▸ Aufgaben
**a.** Erkläre anhand des Gleichnisses vom Richter und der Witwe, warum der Richter der Witwe schließlich Recht schaffen will.
**b.** Schreib den Text über den Richter und die Witwe im Anschluss an seinen letzten Satz weiter.

▸ Text

━━━━━━━━━━━━━━━━━━━━

Der Richter und die Witwe
Er sagte ihnen aber ein Gleichnis davon, dass man allezeit beten und nicht nachlassen sollte, und sprach: Es war ein Richter in einer Stadt, der fürchtete sich nicht vor Gott und scheute sich vor keinem Menschen. Es war aber eine Witwe in derselben Stadt, die kam immer wieder zu ihm und sprach: Schaffe mir Recht gegen meinen Widersacher! Und er wollte lange nicht. Danach aber dachte er bei sich selbst: Wenn ich mich schon vor Gott nicht fürchte noch vor keinem Menschen scheue, will ich doch dieser Witwe, weil sie mir so viel Mühe macht, Recht schaffen, damit sie nicht zuletzt komme und mir ins Gesicht schlage. Da sprach der Herr: Hört, was der ungerechte Richter sagt! Sollte aber Gott nicht Recht schaffen seinen Auserwählten, die zu ihm Tag und Nacht rufen, und sollte er bei ihnen lange warten? Ich sage euch: Er wird ihnen Recht schaffen in Kürze. Doch wenn der Menschensohn kommen wird, wird er dann Glauben finden auf Erden?

━━━━━━━━━━━━━━━━━━━━

▸ Angezeigte Auflistung
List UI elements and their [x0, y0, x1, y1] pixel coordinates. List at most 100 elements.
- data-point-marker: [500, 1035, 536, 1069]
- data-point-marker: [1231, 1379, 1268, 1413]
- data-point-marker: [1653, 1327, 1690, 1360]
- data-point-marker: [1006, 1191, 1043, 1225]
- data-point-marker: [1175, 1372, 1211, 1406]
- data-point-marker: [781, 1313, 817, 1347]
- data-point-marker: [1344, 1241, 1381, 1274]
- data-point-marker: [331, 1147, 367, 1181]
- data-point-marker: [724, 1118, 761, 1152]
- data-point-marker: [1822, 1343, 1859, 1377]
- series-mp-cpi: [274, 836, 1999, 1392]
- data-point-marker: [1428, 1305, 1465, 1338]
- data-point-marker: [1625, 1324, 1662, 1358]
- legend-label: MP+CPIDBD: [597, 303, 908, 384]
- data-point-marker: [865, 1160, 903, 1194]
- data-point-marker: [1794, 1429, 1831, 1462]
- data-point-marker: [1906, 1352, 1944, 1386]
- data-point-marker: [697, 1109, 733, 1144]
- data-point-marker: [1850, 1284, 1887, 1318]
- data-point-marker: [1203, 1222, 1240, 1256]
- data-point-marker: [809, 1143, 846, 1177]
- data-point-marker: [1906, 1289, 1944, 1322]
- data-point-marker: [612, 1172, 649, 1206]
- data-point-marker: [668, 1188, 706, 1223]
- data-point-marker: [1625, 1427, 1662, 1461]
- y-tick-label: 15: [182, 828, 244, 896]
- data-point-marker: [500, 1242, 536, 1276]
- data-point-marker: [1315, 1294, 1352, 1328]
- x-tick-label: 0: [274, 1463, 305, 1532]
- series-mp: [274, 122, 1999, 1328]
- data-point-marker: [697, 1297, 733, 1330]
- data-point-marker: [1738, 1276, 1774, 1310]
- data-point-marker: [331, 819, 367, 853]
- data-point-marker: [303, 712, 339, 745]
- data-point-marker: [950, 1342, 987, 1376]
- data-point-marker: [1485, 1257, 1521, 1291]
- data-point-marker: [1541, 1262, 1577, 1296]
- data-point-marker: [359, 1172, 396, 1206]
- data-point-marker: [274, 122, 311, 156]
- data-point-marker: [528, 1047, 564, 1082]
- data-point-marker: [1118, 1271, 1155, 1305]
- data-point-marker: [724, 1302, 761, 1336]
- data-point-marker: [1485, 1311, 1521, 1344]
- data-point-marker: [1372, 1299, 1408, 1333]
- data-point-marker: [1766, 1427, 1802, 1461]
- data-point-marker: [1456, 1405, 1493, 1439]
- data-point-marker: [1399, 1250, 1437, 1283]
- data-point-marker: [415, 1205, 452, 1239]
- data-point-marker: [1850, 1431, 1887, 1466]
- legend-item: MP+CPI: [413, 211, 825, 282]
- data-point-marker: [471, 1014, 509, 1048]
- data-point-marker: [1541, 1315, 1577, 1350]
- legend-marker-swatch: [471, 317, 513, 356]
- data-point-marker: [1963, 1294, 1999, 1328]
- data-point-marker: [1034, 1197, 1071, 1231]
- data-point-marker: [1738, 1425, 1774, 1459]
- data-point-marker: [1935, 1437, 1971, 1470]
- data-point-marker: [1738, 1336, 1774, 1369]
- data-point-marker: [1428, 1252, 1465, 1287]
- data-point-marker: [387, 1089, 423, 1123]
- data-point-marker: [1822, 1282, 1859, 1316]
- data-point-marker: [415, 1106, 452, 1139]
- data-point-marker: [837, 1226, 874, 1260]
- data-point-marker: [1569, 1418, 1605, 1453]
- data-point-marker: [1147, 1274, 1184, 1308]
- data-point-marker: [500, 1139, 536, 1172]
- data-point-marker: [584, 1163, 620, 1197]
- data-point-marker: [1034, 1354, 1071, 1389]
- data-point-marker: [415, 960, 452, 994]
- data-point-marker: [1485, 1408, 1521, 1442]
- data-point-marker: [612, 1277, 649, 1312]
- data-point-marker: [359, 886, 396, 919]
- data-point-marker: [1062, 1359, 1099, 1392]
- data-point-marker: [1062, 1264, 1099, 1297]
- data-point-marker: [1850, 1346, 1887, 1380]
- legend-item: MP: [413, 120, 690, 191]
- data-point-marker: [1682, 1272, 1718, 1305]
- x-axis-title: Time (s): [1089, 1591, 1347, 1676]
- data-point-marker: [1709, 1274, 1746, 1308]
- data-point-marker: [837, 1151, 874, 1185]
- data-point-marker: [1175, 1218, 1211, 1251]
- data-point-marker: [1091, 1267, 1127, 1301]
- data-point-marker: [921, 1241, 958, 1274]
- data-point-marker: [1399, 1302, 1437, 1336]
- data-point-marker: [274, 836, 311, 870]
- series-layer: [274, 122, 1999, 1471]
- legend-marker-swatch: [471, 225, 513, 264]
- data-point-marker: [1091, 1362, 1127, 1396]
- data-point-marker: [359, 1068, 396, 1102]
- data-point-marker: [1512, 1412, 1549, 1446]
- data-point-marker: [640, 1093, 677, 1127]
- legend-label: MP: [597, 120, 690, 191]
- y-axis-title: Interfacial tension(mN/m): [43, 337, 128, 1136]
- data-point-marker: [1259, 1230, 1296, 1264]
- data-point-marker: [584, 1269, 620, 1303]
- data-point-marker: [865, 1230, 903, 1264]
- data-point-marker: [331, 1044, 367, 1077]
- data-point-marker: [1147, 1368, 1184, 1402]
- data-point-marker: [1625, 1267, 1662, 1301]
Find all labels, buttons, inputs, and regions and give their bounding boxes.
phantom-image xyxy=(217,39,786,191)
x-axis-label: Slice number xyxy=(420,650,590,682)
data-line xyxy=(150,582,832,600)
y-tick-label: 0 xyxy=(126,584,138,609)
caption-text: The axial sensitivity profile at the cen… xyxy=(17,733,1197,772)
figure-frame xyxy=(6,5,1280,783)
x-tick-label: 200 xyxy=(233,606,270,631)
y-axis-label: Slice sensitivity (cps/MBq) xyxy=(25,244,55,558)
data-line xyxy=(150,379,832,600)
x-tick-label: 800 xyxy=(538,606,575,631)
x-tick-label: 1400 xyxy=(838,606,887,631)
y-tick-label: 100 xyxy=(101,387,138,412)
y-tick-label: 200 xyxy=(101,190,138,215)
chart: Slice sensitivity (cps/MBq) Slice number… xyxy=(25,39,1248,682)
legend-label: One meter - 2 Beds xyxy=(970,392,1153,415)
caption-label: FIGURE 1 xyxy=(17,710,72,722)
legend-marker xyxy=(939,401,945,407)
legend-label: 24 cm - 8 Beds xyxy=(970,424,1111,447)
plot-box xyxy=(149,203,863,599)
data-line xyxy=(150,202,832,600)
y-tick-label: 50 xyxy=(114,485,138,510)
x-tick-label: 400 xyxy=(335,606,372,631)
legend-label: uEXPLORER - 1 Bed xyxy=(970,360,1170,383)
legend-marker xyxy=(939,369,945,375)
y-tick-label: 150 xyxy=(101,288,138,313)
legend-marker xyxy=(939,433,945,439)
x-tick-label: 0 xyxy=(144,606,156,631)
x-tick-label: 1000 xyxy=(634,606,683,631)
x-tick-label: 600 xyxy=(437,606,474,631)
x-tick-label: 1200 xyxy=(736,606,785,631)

━━━━━━━━━━━━━━━━━━━━

▸ Antworten
**a.** Der Richter will der Witwe Recht schaffen, weil sie ihm so viel Mühe macht. Er will verhindern, dass sie zuletzt kommt und ihm ins Gesicht schlägt. Gottesfurcht oder Scheu vor Menschen bewegen ihn dazu nicht, denn beides hat er nach eigener Aussage nicht.

**b.**
Drei wichtige Punkte sind mir dabei wichtig geworden:
1.: Jesus will den Jüngern sagen, dass sie in keiner Not allein gelassen werden. So wie die arme Witwe sich immer wieder bittend an den Richter wandte, so dürfen wir uns mit unseren Problemen, Sorgen und Nöten an ihn wenden. Und wir können ihm täglich alles sagen. Gott weist uns nicht ab, sondern er hat immer ein offenes Ohr für uns. Seine Jünger und damit auch wir, dürfen mit ihm reden. So, wie es in der Brüderunität die Gebetskette gibt, die an allen Tagen des Jahres von Gemeinde zu Gemeinde, von Kontinent zu Kontinent geht. Gott ist immer in allen Sprachen und zu aller Zeit ansprechbar.
2.: Im Gebet geht es um Gottes Gerechtigkeit. Sie ist eine ganz andere, als wir sie kennen. Ganz wird seine Gerechtigkeit in dem Gleichnis des Weingärtners, der seine Knechte den ganzen Tag über anheuert. Da gibt es die, die den ganzen Tag im Weinberg arbeiten und dann die, die nur eine Stunde mithelfen.
Am Ende bekommen alle ihren Lohn. Der Weinbergbesitzer zahlt zuerst die aus, die nur eine Stunde bei ihm gearbeitet haben. Als die anderen das sehen, rechnen sie sich schon ihren Gewinn aus. Am Ende aber bekamen alle Knecht den gleichen Lohn. Gottes Gerechtigkeit hat ganz andere Maßstäbe als unser Rechtsempfinden es zulässt.
Und 3.: Nicht sofort erfüllte Bitten sind nicht ungehört.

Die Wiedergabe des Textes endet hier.